*What this task involves*. Read through the data and report every line in which the word "Features" occurs.

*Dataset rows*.
------
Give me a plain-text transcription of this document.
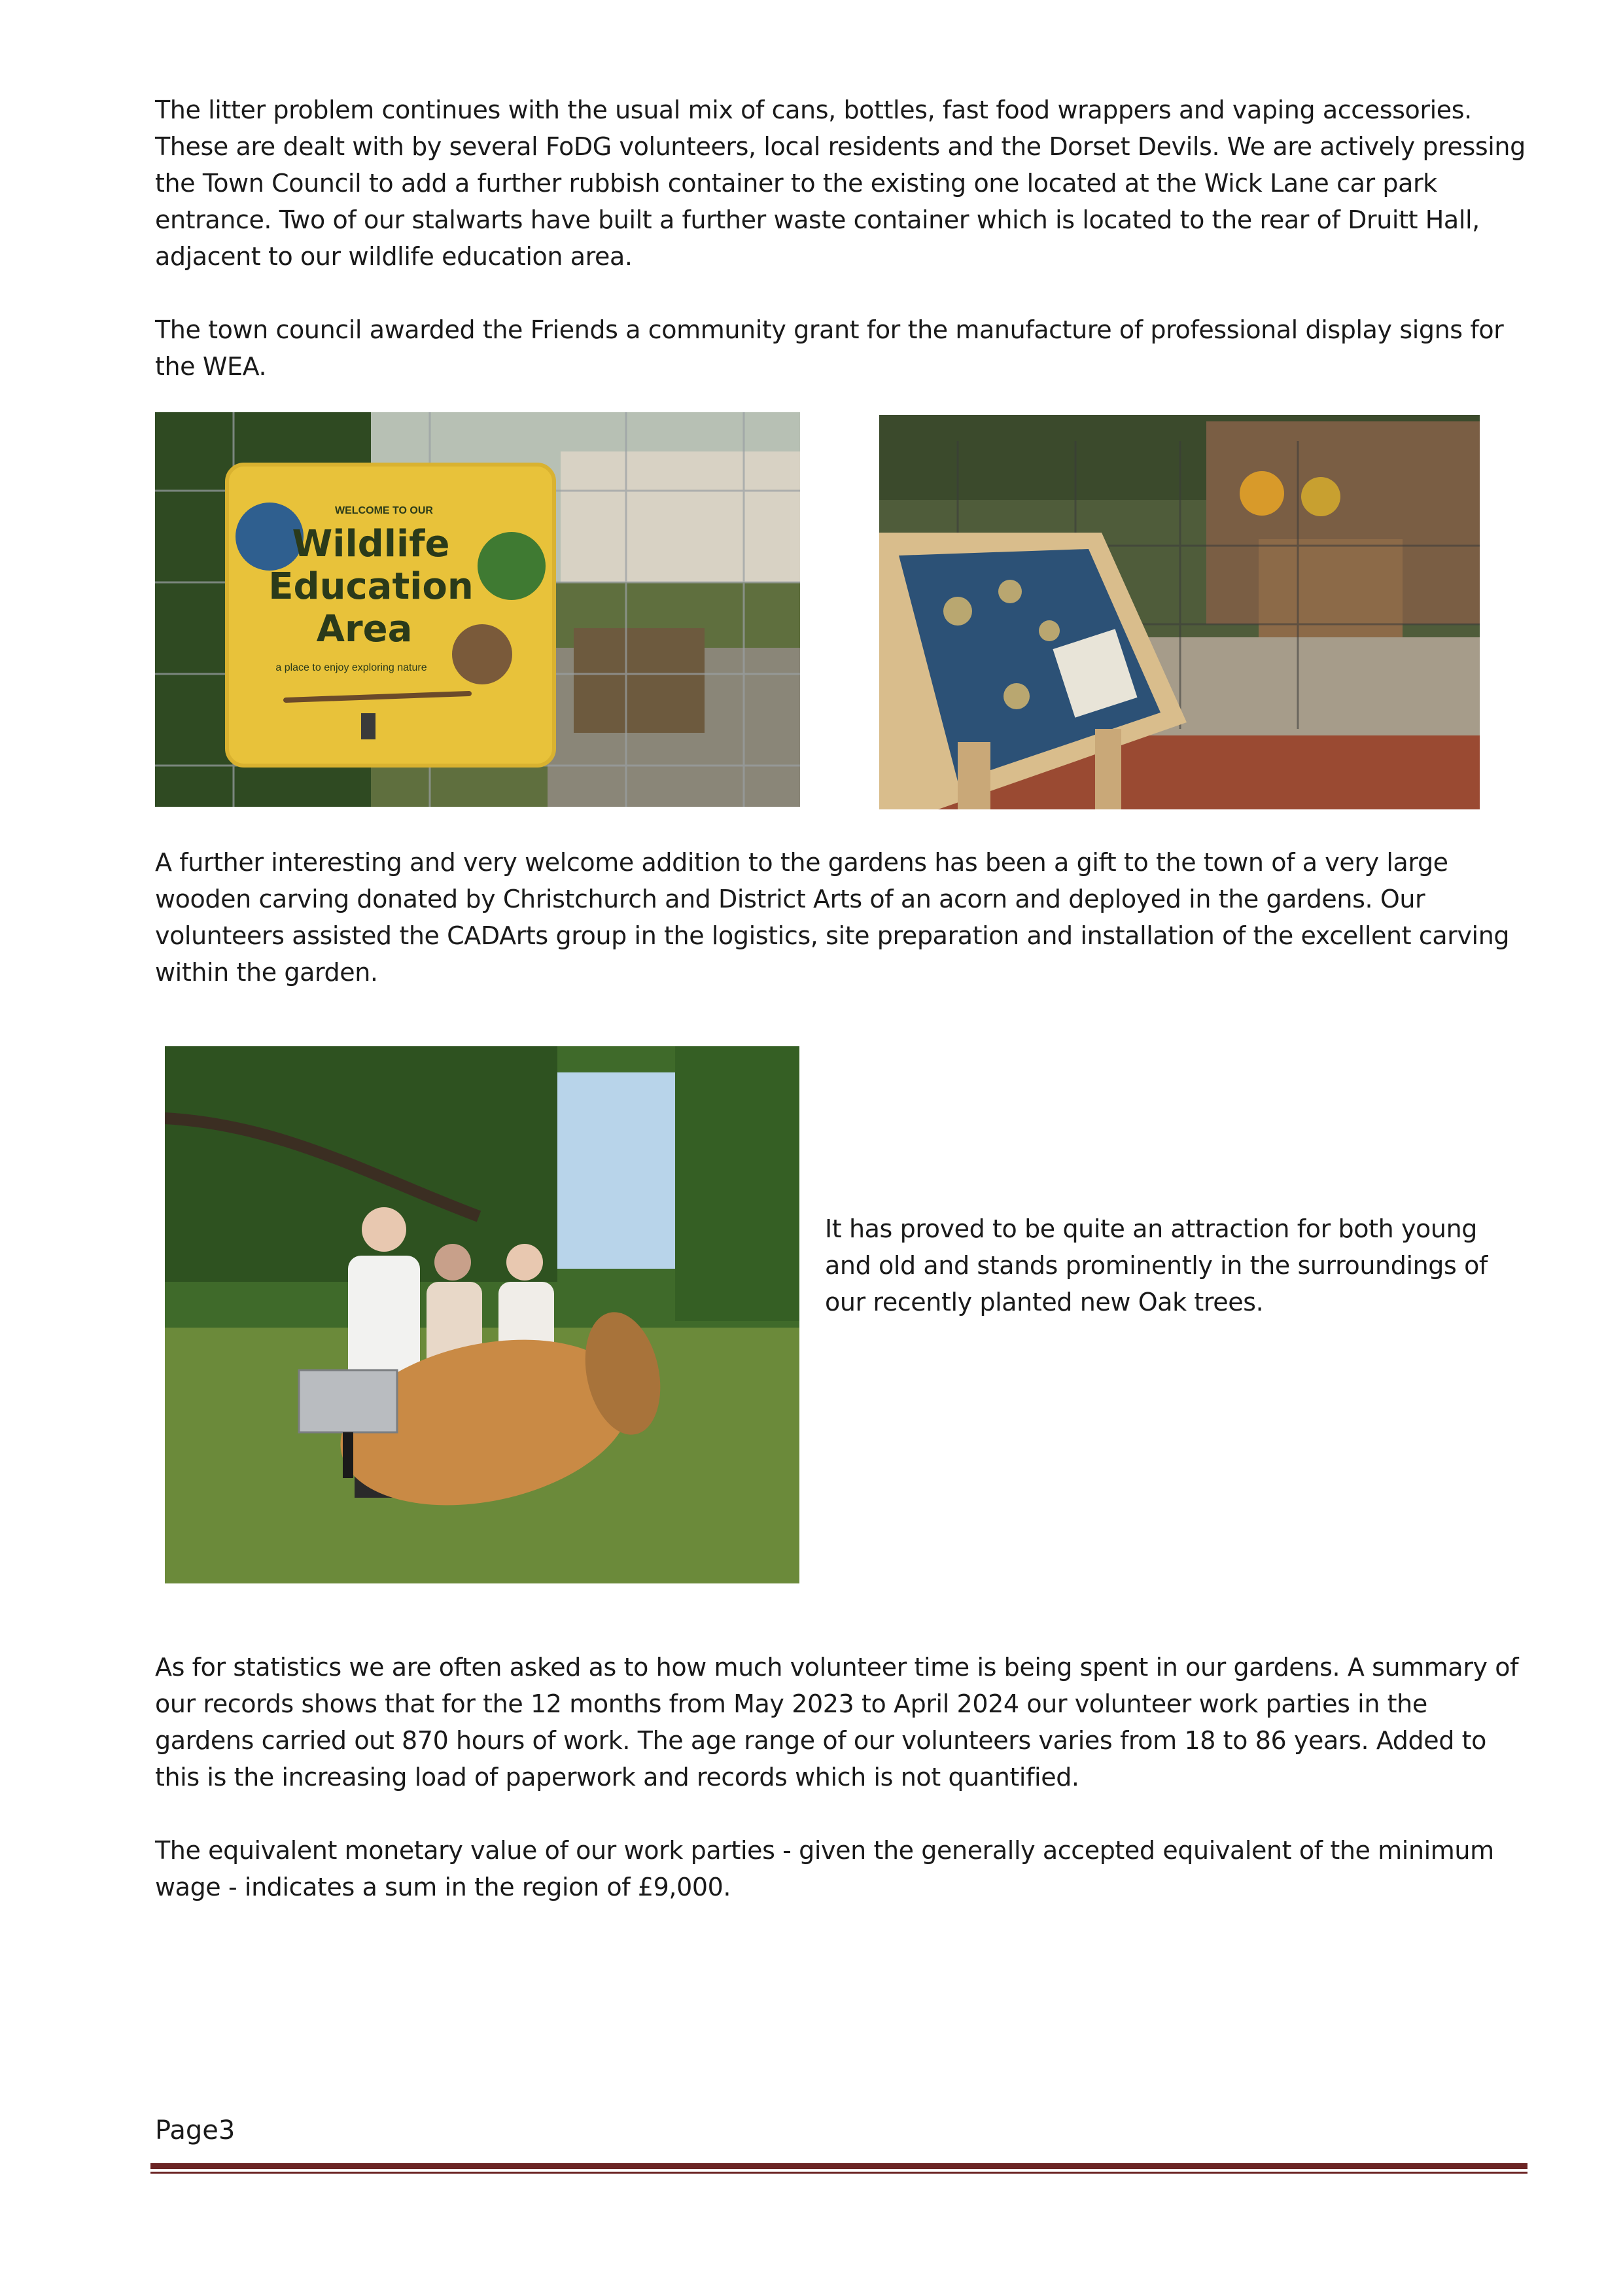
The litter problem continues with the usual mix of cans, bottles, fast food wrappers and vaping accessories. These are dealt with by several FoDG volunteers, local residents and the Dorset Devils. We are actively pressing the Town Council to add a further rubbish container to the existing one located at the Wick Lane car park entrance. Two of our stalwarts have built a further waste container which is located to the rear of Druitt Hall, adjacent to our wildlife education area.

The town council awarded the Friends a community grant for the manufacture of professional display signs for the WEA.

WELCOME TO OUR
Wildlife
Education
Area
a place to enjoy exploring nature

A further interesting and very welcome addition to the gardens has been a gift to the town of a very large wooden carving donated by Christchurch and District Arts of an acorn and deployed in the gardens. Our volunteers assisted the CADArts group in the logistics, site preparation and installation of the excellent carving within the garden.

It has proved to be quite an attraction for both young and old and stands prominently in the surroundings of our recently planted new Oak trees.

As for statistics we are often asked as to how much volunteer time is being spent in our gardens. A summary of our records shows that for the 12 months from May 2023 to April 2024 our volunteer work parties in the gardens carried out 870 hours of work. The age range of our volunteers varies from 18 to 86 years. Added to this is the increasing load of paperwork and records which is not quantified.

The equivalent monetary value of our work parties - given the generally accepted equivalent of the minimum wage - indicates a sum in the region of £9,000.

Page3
------
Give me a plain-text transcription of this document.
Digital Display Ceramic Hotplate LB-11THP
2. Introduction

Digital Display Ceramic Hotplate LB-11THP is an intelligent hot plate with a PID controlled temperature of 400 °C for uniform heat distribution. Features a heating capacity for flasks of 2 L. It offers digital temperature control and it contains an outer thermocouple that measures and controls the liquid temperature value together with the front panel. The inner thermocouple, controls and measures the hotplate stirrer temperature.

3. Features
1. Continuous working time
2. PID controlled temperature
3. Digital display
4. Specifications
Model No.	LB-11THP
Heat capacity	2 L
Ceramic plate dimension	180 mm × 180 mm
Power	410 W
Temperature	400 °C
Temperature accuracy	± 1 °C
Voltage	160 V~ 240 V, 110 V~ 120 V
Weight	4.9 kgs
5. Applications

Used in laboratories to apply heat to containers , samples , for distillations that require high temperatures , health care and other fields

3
------
*Answer in full*.
Digital Display Ceramic Hotplate LB-11THP is an intelligent hot plate with a PID controlled temperature of 400 °C for uniform heat distribution. Features a heating capacity for flasks of 2 L. It offers digital temperature control and it contains an outer thermocouple that measures and controls the liquid temperature value together with the front panel. The inner thermocouple, controls and measures the hotplate stirrer temperature.
3. Features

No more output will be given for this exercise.